-------- MATERIAL PROVIDED

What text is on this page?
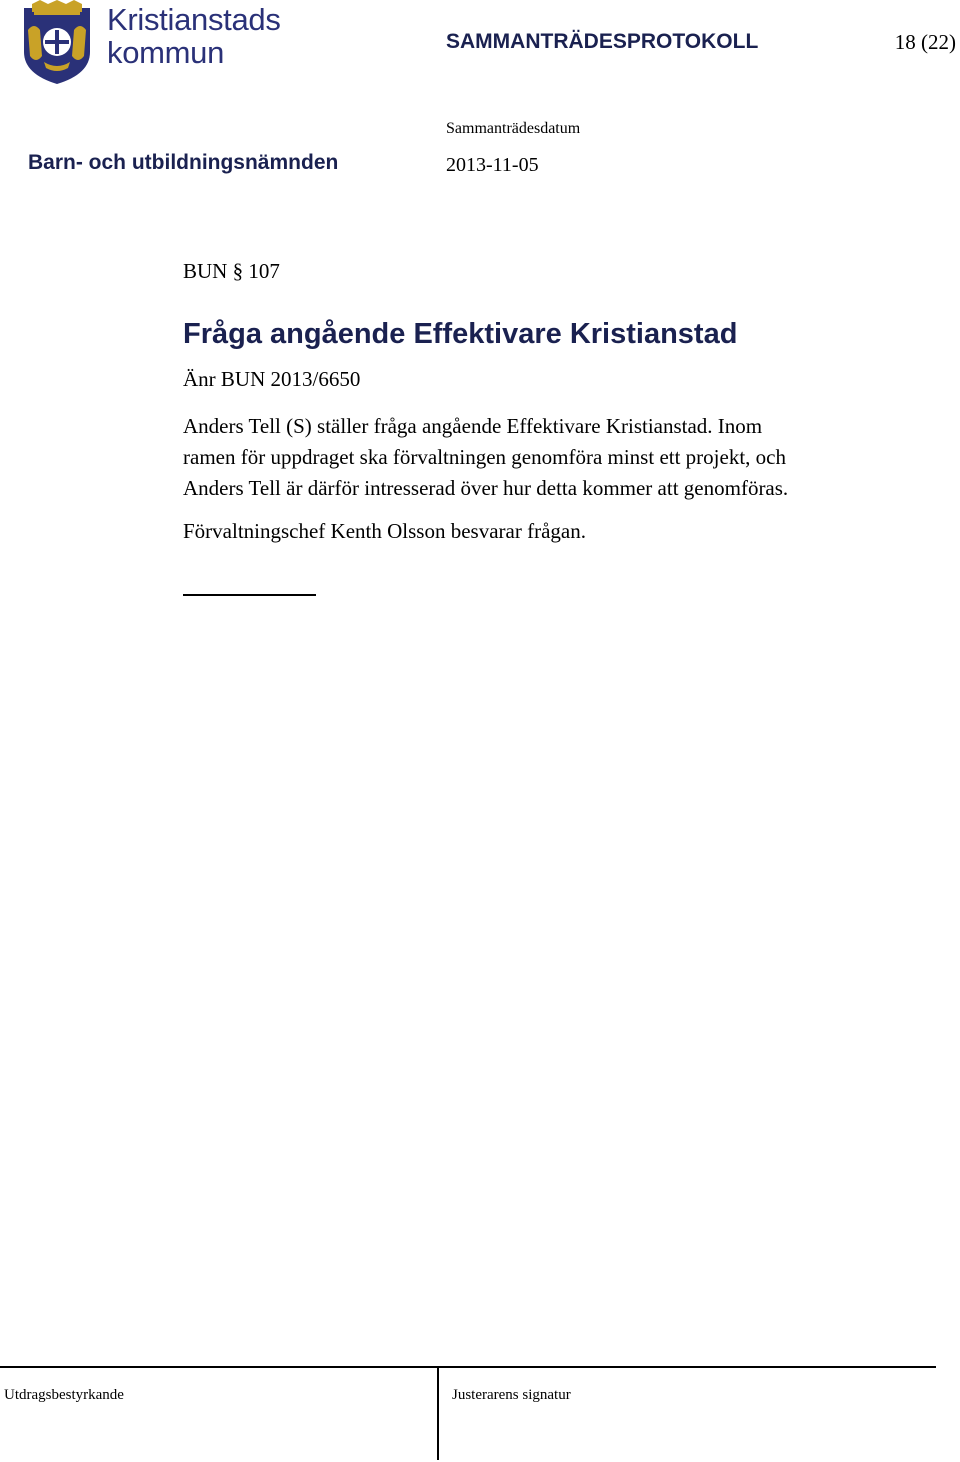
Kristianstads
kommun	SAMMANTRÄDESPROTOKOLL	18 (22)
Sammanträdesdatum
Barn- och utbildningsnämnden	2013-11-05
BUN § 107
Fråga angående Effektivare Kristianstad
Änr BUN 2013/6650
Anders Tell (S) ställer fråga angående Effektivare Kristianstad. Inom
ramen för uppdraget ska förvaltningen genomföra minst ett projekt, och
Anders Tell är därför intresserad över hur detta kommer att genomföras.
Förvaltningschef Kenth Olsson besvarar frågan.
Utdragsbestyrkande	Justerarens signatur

----------------
-------- MATERIAL PROVIDED

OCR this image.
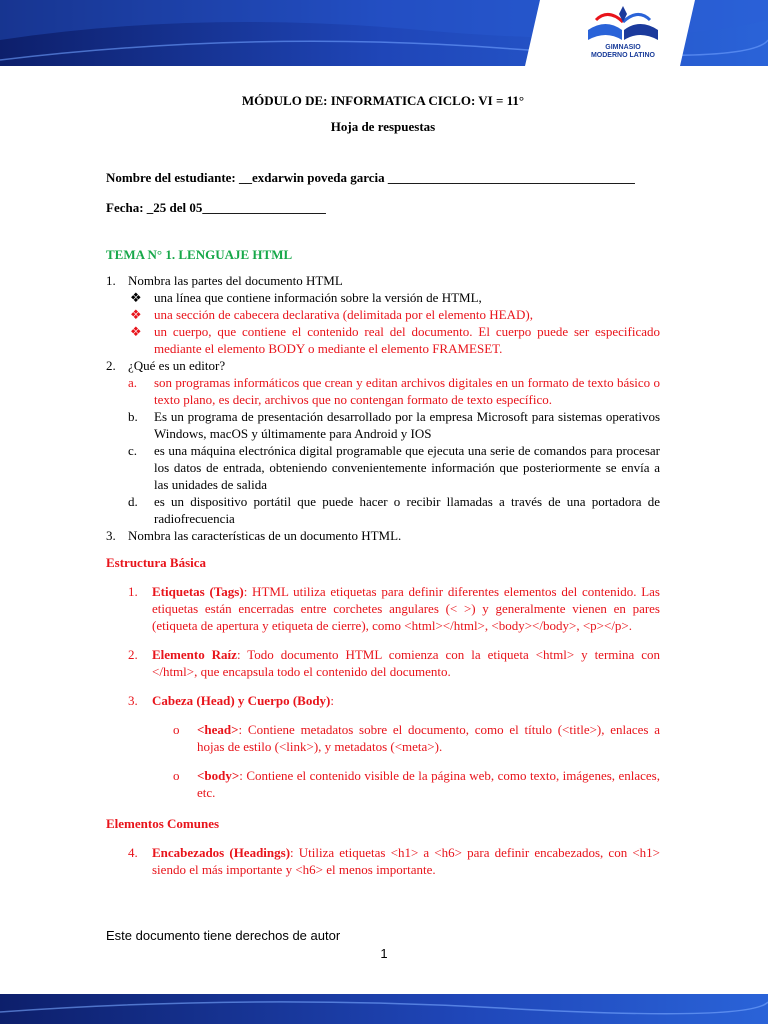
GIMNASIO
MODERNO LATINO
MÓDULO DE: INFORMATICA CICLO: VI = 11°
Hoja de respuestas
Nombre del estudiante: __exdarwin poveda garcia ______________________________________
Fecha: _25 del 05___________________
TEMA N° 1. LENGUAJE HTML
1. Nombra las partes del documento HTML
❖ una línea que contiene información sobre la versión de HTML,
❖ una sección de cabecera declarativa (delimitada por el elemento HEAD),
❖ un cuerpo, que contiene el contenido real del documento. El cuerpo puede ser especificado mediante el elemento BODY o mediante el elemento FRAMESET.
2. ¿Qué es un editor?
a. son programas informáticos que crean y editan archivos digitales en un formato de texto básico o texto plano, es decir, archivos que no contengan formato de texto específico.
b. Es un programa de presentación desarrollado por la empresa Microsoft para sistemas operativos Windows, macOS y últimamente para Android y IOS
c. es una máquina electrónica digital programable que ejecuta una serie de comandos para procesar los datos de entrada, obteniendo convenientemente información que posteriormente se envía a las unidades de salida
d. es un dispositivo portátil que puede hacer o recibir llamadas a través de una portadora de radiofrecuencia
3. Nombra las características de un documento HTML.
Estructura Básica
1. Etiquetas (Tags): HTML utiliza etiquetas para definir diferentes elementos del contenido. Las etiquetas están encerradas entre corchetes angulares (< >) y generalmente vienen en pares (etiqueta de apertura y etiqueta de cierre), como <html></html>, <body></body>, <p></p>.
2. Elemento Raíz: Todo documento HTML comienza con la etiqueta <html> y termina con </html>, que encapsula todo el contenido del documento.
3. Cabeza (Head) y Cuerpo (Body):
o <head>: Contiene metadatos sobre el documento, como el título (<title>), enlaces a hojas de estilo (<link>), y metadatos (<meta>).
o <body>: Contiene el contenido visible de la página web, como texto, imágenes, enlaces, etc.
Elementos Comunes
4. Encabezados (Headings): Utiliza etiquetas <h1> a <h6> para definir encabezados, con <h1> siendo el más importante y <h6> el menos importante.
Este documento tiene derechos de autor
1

----------------

▶ [EXERCISE BRIEF]: From the records above, tally every line that includes the word "sobre" and reply with the total by itself.

▶ [TASK RESULT]: 2